→ **Directions**
Find how many lines in the data below include the word "from", then write only that number.
□ □ □ □
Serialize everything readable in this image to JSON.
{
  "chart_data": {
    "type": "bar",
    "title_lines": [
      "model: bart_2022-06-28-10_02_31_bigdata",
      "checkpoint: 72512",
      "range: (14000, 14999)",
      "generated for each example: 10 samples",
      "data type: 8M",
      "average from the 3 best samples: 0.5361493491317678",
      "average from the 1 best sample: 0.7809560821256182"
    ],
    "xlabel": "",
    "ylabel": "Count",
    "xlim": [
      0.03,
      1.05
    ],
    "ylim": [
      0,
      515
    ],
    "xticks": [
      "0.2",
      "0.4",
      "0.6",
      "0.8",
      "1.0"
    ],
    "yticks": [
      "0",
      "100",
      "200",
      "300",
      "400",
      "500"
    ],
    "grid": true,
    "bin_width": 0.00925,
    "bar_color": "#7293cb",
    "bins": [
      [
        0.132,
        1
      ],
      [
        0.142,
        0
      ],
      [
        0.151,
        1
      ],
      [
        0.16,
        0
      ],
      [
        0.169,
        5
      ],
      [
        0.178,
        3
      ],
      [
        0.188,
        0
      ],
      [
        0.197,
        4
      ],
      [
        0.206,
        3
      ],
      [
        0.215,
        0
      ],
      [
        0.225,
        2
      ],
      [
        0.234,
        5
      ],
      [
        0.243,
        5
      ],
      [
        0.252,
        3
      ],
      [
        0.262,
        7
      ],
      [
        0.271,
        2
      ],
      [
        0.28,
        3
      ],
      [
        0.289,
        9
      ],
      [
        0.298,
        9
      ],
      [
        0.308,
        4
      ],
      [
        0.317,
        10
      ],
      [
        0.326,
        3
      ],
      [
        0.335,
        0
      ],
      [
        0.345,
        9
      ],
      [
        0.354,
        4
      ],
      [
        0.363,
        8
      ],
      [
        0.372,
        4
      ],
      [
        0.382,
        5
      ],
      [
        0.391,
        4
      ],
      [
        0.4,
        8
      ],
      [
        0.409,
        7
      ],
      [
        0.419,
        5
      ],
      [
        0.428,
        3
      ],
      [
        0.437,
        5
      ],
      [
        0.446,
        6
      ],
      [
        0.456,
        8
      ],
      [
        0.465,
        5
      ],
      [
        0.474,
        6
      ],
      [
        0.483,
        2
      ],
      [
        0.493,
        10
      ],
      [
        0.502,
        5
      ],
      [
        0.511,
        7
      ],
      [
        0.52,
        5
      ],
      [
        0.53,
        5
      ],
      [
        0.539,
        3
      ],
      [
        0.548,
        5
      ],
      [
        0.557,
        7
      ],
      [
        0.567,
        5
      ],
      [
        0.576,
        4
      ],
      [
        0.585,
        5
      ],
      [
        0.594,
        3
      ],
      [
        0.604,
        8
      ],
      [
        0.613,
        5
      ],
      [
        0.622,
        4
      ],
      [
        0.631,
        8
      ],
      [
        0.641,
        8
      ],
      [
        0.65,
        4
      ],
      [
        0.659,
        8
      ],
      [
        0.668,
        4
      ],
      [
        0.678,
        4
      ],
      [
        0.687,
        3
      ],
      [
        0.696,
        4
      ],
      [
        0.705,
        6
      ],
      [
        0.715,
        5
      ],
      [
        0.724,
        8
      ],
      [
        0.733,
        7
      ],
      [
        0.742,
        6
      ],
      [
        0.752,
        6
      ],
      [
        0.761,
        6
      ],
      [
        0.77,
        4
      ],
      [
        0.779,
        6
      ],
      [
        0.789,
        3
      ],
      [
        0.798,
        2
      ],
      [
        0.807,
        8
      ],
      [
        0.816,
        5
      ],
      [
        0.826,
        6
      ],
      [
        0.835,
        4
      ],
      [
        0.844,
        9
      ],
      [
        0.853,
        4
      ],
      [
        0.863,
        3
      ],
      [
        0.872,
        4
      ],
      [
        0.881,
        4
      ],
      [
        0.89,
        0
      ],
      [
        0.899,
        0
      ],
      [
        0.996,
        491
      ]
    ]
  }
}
□ □ □ □
→ **Solution for this task**
2